=== Dataset items ===
=======

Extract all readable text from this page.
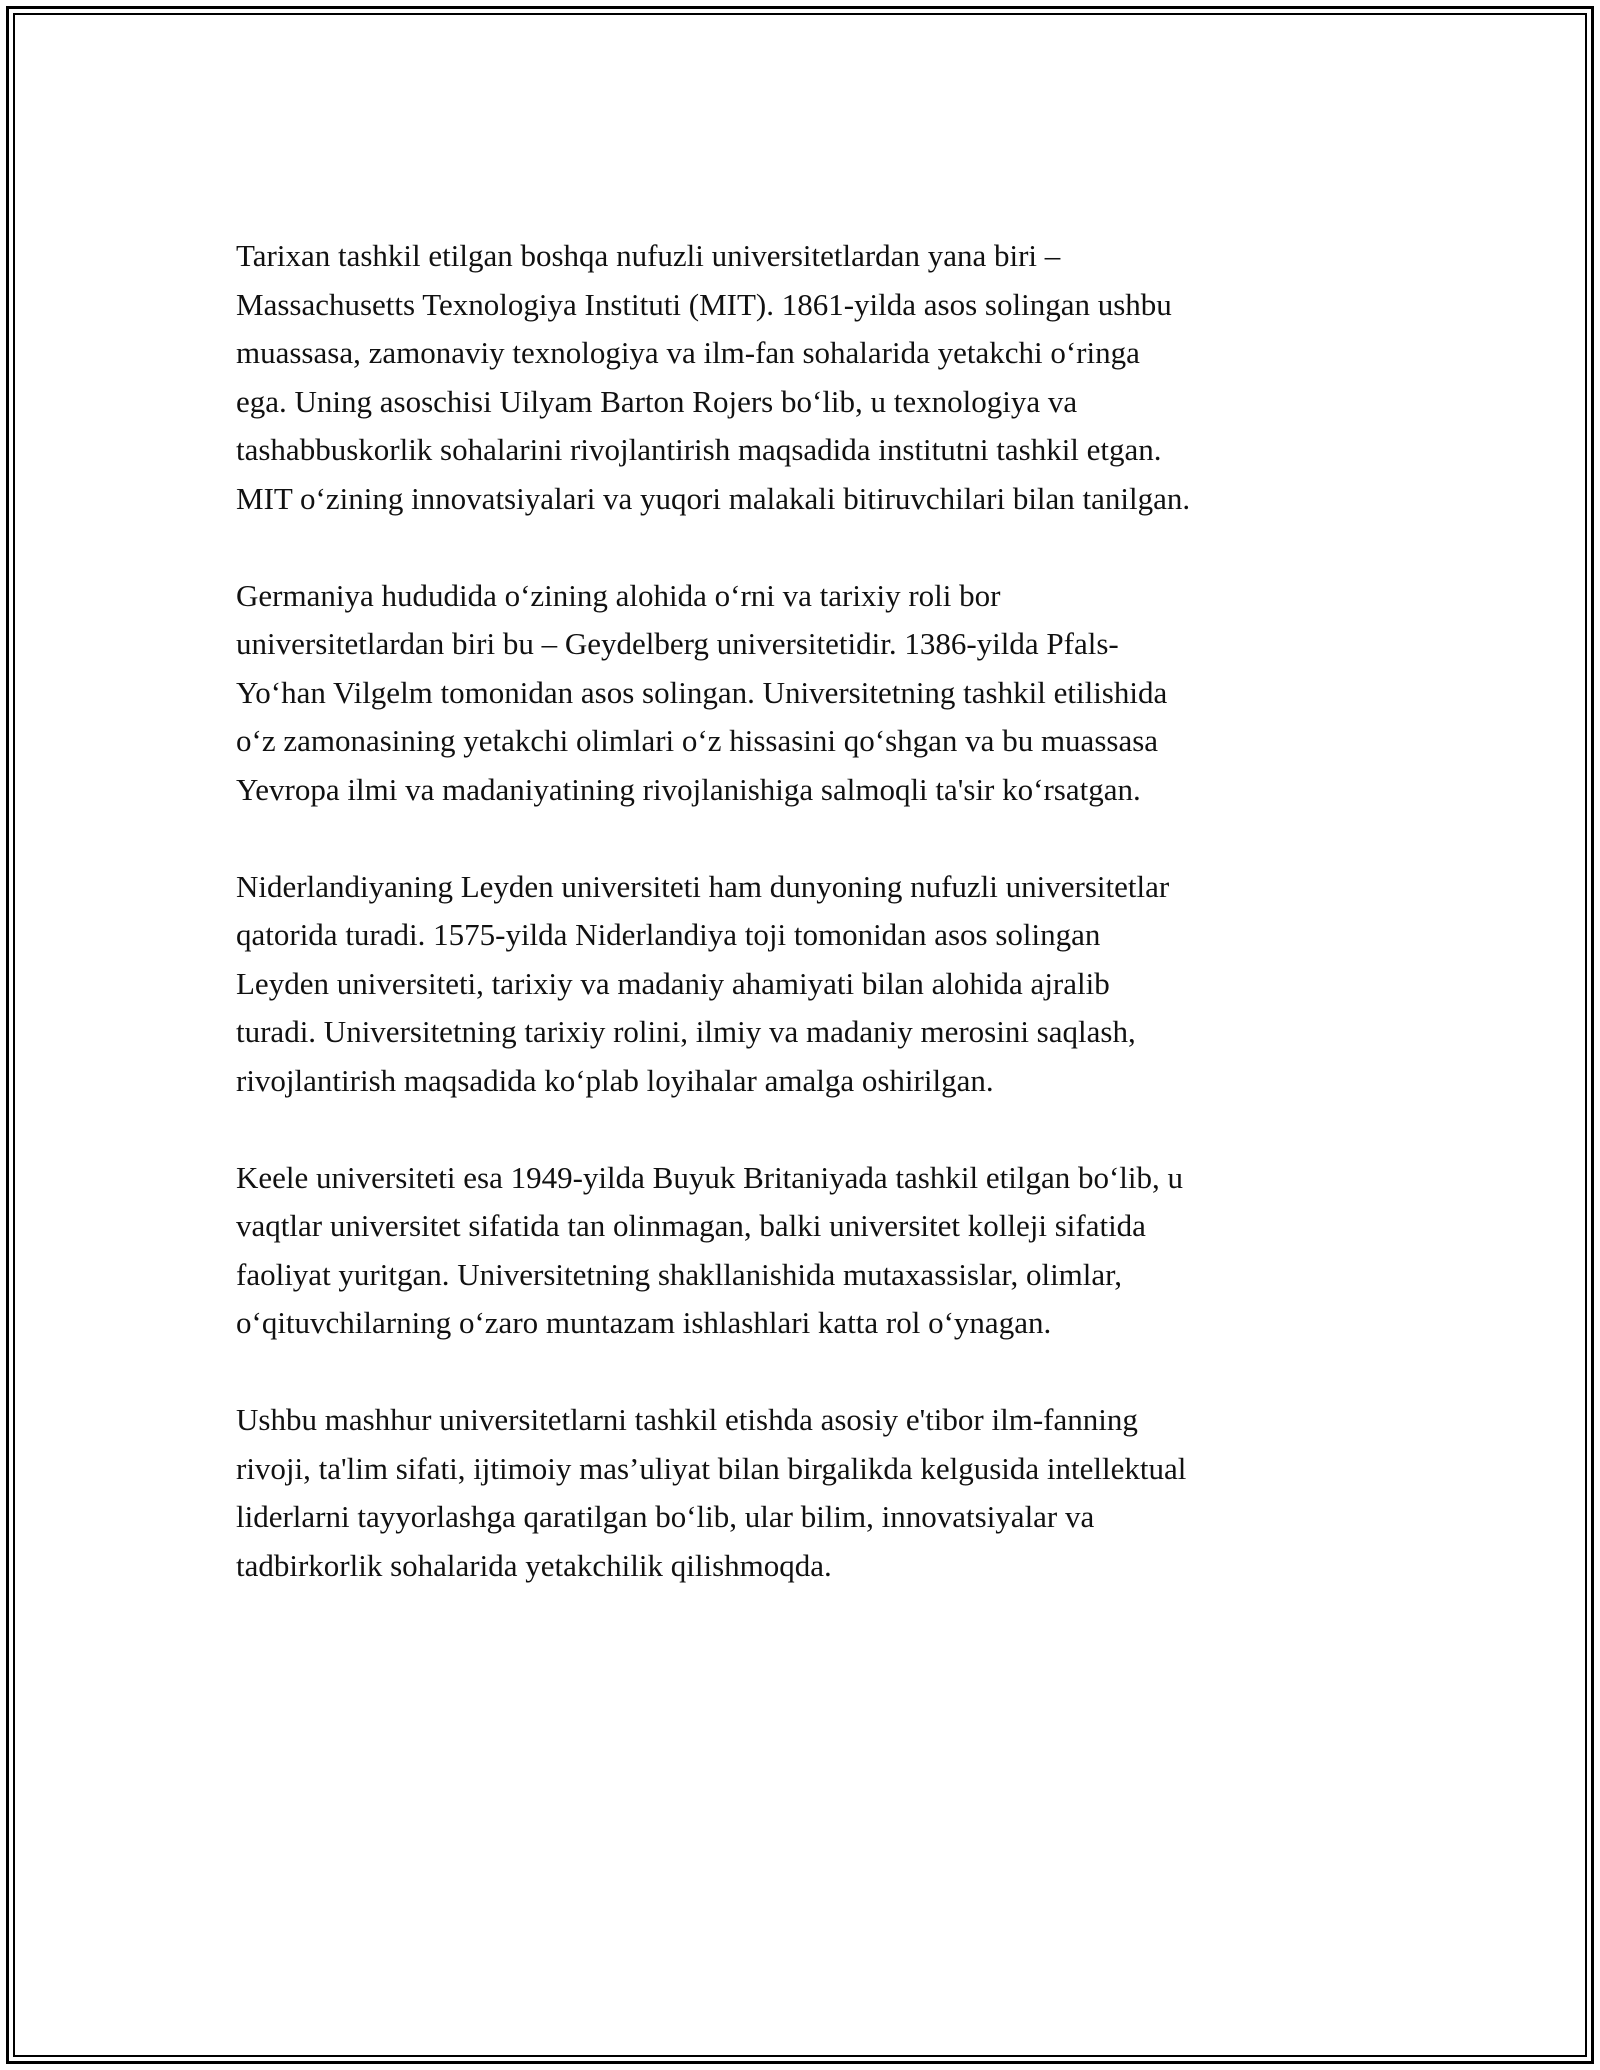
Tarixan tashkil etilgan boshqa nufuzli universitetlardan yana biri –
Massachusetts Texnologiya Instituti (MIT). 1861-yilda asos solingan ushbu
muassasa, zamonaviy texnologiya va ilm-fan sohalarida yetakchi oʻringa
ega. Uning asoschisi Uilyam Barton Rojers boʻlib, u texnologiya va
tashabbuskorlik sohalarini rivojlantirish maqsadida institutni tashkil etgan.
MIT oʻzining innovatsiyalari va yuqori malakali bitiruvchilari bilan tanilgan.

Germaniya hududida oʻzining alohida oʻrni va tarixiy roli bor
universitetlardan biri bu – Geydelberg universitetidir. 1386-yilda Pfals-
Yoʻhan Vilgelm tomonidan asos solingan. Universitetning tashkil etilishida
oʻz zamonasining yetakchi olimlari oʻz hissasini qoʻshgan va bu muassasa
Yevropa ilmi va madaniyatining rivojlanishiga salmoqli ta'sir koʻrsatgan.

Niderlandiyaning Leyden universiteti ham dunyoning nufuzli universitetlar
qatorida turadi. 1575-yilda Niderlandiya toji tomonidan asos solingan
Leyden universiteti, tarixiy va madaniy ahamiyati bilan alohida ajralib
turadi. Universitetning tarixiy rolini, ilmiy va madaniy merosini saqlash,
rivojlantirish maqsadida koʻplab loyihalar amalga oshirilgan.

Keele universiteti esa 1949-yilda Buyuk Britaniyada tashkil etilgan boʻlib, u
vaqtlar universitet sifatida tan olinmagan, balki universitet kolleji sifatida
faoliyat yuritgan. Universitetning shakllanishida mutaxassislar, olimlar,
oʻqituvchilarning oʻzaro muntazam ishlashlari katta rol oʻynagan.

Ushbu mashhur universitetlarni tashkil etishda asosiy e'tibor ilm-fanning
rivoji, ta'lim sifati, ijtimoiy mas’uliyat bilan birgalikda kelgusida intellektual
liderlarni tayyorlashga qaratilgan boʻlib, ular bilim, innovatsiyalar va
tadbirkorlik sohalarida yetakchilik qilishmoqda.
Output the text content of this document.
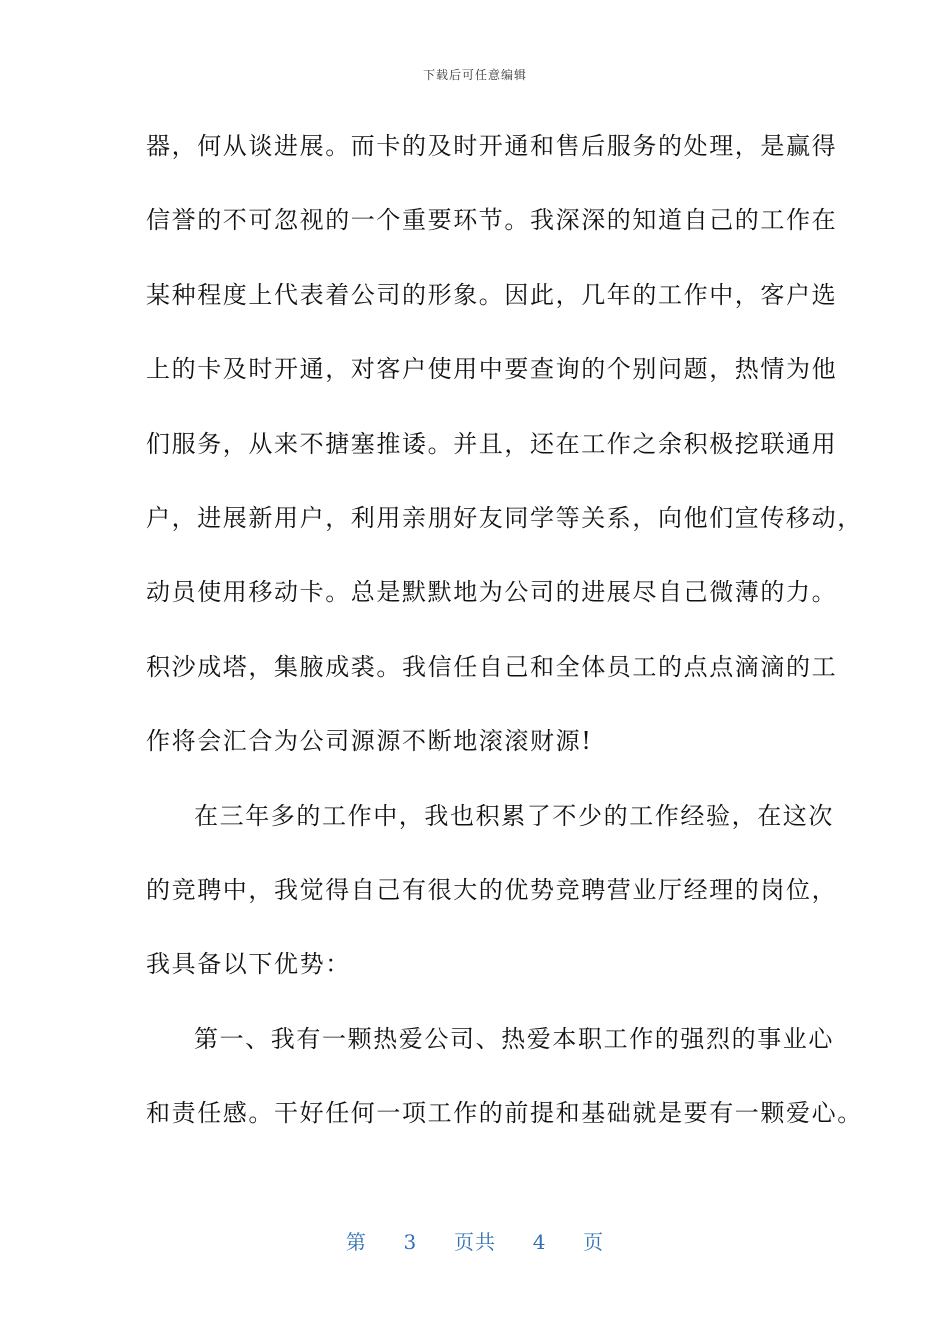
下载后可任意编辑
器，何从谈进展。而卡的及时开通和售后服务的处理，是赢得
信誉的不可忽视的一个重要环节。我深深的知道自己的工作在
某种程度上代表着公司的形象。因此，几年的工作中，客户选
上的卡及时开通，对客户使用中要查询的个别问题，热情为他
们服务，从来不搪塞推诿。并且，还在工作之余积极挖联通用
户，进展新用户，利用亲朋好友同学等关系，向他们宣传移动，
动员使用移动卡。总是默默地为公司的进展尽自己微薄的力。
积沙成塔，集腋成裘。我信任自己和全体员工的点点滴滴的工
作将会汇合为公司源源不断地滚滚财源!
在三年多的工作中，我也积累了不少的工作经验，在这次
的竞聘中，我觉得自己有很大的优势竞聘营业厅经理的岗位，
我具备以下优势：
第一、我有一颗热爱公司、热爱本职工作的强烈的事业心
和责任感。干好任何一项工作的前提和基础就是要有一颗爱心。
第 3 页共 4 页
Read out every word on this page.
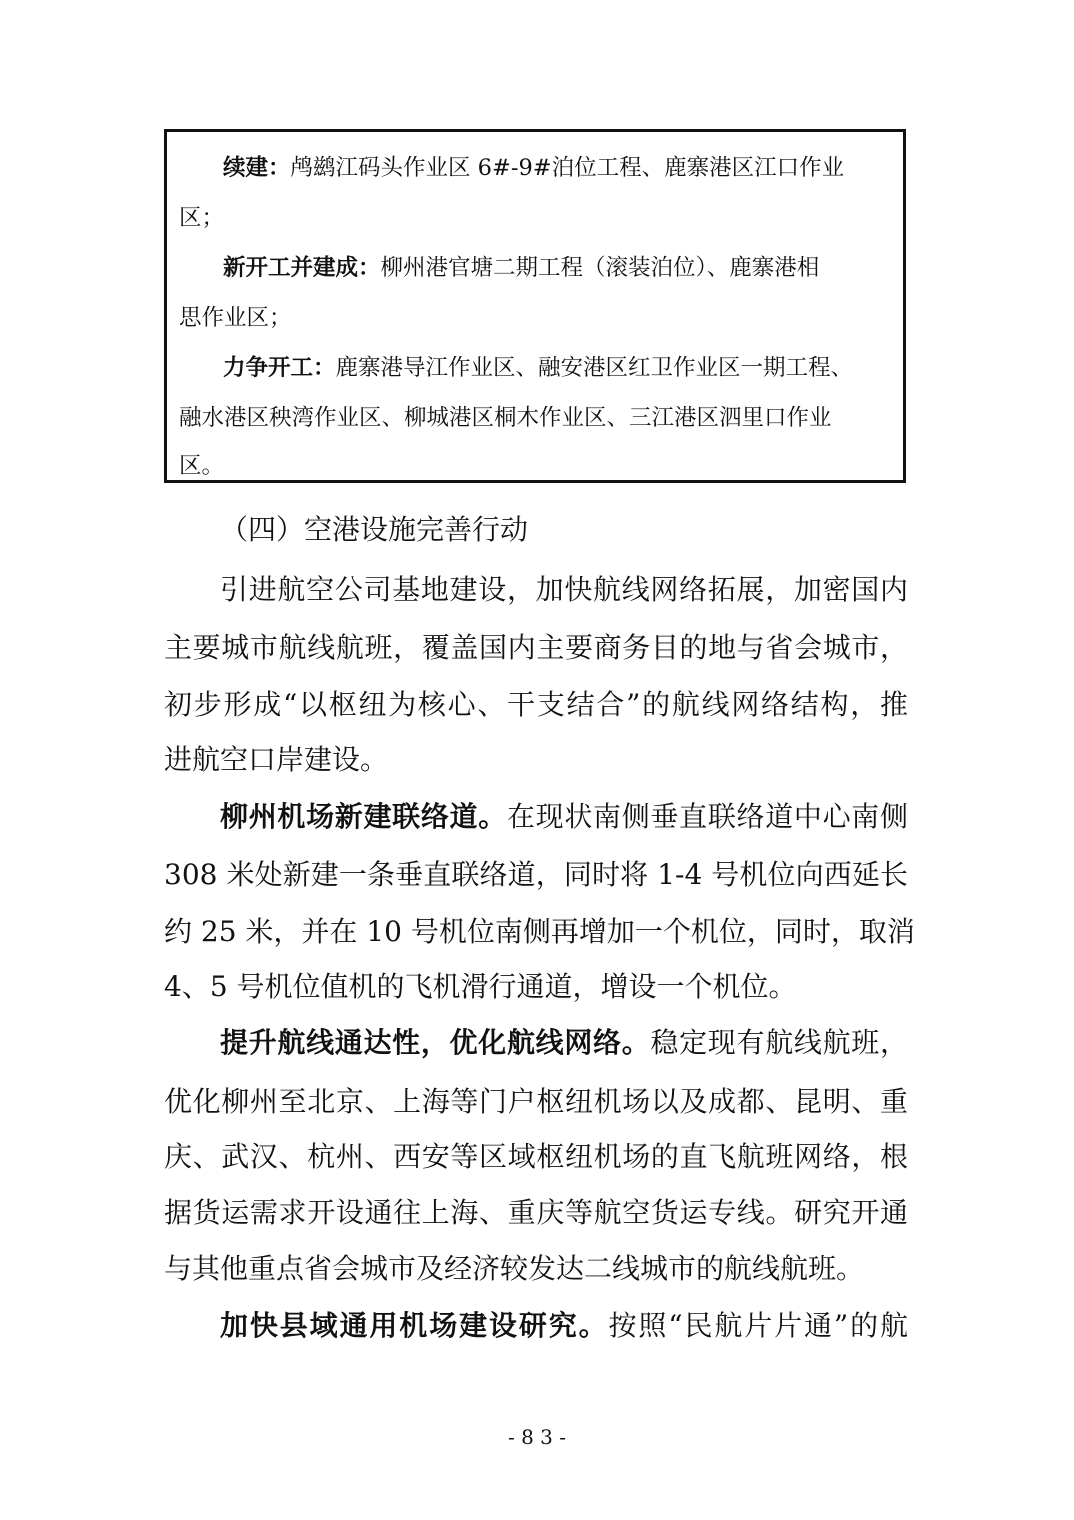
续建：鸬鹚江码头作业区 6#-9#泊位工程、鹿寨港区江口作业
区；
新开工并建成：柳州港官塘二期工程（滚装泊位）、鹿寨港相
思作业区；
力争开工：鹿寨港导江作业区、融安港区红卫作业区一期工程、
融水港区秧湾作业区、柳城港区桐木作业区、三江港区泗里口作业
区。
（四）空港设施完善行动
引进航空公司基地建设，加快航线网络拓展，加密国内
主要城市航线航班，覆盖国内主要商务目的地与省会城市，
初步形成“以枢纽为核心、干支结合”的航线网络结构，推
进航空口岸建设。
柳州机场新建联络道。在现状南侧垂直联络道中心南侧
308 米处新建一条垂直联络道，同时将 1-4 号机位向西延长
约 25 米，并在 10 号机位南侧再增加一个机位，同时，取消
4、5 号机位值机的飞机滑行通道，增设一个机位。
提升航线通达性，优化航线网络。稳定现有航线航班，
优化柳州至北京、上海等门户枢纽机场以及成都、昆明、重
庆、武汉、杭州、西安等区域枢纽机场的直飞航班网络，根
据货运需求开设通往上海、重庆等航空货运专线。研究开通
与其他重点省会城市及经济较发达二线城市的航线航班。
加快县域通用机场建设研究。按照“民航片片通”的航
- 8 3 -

=======

=== What is required ===
Word for word, restate the lines from the one containing "Read out every word on this page." through the end of the listing, and nothing more. Skip the pictures.

=== The solution ===
Read out every word on this page.
续建：鸬鹚江码头作业区 6#-9#泊位工程、鹿寨港区江口作业
区；
新开工并建成：柳州港官塘二期工程（滚装泊位）、鹿寨港相
思作业区；
力争开工：鹿寨港导江作业区、融安港区红卫作业区一期工程、
融水港区秧湾作业区、柳城港区桐木作业区、三江港区泗里口作业
区。
（四）空港设施完善行动
引进航空公司基地建设，加快航线网络拓展，加密国内
主要城市航线航班，覆盖国内主要商务目的地与省会城市，
初步形成“以枢纽为核心、干支结合”的航线网络结构，推
进航空口岸建设。
柳州机场新建联络道。在现状南侧垂直联络道中心南侧
308 米处新建一条垂直联络道，同时将 1-4 号机位向西延长
约 25 米，并在 10 号机位南侧再增加一个机位，同时，取消
4、5 号机位值机的飞机滑行通道，增设一个机位。
提升航线通达性，优化航线网络。稳定现有航线航班，
优化柳州至北京、上海等门户枢纽机场以及成都、昆明、重
庆、武汉、杭州、西安等区域枢纽机场的直飞航班网络，根
据货运需求开设通往上海、重庆等航空货运专线。研究开通
与其他重点省会城市及经济较发达二线城市的航线航班。
加快县域通用机场建设研究。按照“民航片片通”的航
- 8 3 -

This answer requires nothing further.